What is being asked =
Every line that contains the word "power" should be copied out.

▶

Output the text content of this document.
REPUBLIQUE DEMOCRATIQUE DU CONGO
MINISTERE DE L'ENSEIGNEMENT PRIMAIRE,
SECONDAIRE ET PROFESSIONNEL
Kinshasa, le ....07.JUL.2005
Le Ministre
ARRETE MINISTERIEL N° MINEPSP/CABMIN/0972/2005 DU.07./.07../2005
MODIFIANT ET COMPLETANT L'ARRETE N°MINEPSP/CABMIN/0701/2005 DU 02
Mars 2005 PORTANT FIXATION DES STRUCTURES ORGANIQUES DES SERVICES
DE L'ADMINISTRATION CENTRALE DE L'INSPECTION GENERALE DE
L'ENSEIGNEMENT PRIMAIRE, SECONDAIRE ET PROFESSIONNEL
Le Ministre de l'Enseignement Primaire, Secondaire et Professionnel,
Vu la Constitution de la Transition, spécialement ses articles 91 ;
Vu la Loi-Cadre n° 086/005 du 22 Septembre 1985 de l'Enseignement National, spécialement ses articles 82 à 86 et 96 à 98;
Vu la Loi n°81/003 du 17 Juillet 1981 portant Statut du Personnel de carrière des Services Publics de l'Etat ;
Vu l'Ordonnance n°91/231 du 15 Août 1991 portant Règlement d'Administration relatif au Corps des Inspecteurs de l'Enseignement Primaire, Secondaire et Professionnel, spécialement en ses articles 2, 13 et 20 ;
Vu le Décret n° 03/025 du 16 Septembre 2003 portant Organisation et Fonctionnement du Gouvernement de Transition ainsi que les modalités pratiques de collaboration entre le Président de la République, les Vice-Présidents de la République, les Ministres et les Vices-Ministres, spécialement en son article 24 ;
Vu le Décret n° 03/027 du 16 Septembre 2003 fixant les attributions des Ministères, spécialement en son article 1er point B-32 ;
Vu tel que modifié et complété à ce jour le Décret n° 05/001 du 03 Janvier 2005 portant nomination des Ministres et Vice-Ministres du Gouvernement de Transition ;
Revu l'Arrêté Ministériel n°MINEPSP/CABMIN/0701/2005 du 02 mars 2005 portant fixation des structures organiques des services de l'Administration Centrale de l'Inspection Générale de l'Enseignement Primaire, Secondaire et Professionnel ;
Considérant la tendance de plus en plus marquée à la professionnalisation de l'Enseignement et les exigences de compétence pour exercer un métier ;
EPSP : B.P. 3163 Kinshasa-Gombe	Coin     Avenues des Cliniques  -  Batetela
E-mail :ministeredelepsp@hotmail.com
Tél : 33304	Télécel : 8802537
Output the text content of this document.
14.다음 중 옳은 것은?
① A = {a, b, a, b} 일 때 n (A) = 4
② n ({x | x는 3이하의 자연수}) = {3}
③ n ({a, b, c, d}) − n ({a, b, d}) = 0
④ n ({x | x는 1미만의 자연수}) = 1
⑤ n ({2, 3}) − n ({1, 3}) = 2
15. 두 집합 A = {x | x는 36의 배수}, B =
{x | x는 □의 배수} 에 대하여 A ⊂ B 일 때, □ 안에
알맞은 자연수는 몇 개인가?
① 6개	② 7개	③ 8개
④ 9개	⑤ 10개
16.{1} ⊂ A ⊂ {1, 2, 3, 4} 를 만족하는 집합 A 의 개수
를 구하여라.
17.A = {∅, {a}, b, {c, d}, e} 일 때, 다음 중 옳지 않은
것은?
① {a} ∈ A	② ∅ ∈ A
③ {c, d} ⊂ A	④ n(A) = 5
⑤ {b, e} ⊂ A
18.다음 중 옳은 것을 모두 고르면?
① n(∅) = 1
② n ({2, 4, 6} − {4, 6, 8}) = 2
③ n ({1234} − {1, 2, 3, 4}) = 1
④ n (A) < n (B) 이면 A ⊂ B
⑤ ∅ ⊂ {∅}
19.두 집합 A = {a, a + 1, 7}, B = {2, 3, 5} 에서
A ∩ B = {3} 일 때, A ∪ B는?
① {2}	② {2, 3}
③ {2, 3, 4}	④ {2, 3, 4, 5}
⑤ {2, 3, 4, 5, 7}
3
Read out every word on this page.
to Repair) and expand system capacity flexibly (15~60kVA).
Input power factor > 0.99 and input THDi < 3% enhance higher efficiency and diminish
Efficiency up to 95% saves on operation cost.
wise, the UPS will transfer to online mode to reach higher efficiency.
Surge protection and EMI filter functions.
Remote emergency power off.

◀

Response to this task =
Input power factor > 0.99 and input THDi < 3% enhance higher efficiency and diminish
Remote emergency power off.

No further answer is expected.